Write out all the data again, exactly as it stands.

Records for the task:
──────────────────────────────

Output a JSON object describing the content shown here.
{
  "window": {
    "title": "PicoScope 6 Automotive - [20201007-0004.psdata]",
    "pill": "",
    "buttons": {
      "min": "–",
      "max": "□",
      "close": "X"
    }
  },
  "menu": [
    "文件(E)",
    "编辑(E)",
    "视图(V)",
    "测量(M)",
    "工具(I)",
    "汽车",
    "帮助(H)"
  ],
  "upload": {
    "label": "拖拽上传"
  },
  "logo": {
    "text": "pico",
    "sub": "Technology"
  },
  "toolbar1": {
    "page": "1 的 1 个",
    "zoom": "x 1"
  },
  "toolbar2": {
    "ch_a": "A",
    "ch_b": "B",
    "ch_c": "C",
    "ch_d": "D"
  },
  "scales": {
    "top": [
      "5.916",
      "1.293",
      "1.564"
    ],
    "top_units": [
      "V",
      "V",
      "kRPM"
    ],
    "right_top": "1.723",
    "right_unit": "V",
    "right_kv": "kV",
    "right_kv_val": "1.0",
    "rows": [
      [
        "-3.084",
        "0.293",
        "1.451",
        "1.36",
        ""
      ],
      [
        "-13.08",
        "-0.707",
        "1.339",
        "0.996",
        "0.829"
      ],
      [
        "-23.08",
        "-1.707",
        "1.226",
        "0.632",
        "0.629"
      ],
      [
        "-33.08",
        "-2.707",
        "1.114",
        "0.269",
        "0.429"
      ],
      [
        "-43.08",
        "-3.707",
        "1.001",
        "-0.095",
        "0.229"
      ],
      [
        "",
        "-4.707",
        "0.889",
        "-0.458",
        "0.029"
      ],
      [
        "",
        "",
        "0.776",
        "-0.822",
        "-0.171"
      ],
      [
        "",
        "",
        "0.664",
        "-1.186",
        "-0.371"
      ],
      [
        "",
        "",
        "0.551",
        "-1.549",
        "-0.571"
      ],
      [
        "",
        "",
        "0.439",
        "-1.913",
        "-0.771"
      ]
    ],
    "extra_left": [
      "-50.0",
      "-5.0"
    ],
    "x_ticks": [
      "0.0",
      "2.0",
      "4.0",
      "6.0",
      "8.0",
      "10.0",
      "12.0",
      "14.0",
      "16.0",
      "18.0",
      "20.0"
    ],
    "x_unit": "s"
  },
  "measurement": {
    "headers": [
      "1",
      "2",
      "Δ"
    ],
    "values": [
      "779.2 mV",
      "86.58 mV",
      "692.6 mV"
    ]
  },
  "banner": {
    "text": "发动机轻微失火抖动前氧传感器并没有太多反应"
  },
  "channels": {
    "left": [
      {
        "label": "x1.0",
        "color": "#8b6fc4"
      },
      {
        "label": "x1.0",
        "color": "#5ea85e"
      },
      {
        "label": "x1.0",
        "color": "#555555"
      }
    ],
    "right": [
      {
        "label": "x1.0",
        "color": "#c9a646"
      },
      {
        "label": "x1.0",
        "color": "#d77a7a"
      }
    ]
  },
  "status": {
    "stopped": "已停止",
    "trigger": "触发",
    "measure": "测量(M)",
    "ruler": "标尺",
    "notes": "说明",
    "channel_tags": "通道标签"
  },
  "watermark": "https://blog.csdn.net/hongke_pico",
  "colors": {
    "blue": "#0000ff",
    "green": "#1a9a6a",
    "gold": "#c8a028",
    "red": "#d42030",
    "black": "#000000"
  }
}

──────────────────────────────

Solution for this exercise:
Output a JSON object describing the content shown here.
{
  "window": {
    "title": "PicoScope 6 Automotive - [20201007-0004.psdata]",
    "pill": "",
    "buttons": {
      "min": "–",
      "max": "□",
      "close": "X"
    }
  },
  "menu": [
    "文件(E)",
    "编辑(E)",
    "视图(V)",
    "测量(M)",
    "工具(I)",
    "汽车",
    "帮助(H)"
  ],
  "upload": {
    "label": "拖拽上传"
  },
  "logo": {
    "text": "pico",
    "sub": "Technology"
  },
  "toolbar1": {
    "page": "1 的 1 个",
    "zoom": "x 1"
  },
  "toolbar2": {
    "ch_a": "A",
    "ch_b": "B",
    "ch_c": "C",
    "ch_d": "D"
  },
  "scales": {
    "top": [
      "5.916",
      "1.293",
      "1.564"
    ],
    "top_units": [
      "V",
      "V",
      "kRPM"
    ],
    "right_top": "1.723",
    "right_unit": "V",
    "right_kv": "kV",
    "right_kv_val": "1.0",
    "rows": [
      [
        "-3.084",
        "0.293",
        "1.451",
        "1.36",
        ""
      ],
      [
        "-13.08",
        "-0.707",
        "1.339",
        "0.996",
        "0.829"
      ],
      [
        "-23.08",
        "-1.707",
        "1.226",
        "0.632",
        "0.629"
      ],
      [
        "-33.08",
        "-2.707",
        "1.114",
        "0.269",
        "0.429"
      ],
      [
        "-43.08",
        "-3.707",
        "1.001",
        "-0.095",
        "0.229"
      ],
      [
        "",
        "-4.707",
        "0.889",
        "-0.458",
        "0.029"
      ],
      [
        "",
        "",
        "0.776",
        "-0.822",
        "-0.171"
      ],
      [
        "",
        "",
        "0.664",
        "-1.186",
        "-0.371"
      ],
      [
        "",
        "",
        "0.551",
        "-1.549",
        "-0.571"
      ],
      [
        "",
        "",
        "0.439",
        "-1.913",
        "-0.771"
      ]
    ],
    "extra_left": [
      "-50.0",
      "-5.0"
    ],
    "x_ticks": [
      "0.0",
      "2.0",
      "4.0",
      "6.0",
      "8.0",
      "10.0",
      "12.0",
      "14.0",
      "16.0",
      "18.0",
      "20.0"
    ],
    "x_unit": "s"
  },
  "measurement": {
    "headers": [
      "1",
      "2",
      "Δ"
    ],
    "values": [
      "779.2 mV",
      "86.58 mV",
      "692.6 mV"
    ]
  },
  "banner": {
    "text": "发动机轻微失火抖动前氧传感器并没有太多反应"
  },
  "channels": {
    "left": [
      {
        "label": "x1.0",
        "color": "#8b6fc4"
      },
      {
        "label": "x1.0",
        "color": "#5ea85e"
      },
      {
        "label": "x1.0",
        "color": "#555555"
      }
    ],
    "right": [
      {
        "label": "x1.0",
        "color": "#c9a646"
      },
      {
        "label": "x1.0",
        "color": "#d77a7a"
      }
    ]
  },
  "status": {
    "stopped": "已停止",
    "trigger": "触发",
    "measure": "测量(M)",
    "ruler": "标尺",
    "notes": "说明",
    "channel_tags": "通道标签"
  },
  "watermark": "https://blog.csdn.net/hongke_pico",
  "colors": {
    "blue": "#0000ff",
    "green": "#1a9a6a",
    "gold": "#c8a028",
    "red": "#d42030",
    "black": "#000000"
  }
}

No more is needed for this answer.